Start of Data lines
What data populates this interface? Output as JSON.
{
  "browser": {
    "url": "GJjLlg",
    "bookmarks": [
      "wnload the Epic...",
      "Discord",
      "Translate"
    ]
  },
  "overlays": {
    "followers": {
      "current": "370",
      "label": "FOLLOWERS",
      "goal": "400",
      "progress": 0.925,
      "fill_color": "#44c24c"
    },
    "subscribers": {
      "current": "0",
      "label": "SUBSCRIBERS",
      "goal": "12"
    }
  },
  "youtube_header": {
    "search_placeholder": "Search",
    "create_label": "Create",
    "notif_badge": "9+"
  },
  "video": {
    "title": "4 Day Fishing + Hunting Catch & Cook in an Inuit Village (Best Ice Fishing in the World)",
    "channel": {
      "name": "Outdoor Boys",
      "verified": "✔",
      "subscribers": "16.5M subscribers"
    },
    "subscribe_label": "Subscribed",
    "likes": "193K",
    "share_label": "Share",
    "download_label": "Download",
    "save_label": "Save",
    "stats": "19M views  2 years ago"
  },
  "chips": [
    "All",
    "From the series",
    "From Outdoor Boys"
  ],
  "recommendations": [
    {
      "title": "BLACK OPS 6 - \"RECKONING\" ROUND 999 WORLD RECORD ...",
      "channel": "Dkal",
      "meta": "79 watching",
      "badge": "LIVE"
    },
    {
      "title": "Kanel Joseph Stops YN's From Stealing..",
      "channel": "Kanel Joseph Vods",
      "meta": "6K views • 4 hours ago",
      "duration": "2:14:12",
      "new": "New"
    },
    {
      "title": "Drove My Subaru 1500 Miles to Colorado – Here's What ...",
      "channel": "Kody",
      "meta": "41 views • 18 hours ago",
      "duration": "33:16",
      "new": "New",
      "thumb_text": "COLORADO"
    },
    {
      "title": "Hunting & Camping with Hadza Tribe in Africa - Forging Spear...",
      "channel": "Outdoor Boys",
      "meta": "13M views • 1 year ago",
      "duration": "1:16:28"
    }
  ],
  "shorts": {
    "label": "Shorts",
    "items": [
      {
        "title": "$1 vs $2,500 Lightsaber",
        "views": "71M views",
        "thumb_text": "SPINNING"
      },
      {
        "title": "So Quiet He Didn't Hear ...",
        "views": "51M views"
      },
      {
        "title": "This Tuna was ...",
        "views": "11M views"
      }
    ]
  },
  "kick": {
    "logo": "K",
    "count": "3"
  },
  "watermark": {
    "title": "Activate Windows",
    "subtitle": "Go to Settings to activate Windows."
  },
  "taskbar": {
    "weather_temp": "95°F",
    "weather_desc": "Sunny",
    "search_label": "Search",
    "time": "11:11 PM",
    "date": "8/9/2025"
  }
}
End of Data lines
— What is asked —
Pull out all lines from the entries above that include the word "meta".

— Result for this exercise —
      "meta": "79 watching",
      "meta": "6K views • 4 hours ago",
      "meta": "41 views • 18 hours ago",
      "meta": "13M views • 1 year ago",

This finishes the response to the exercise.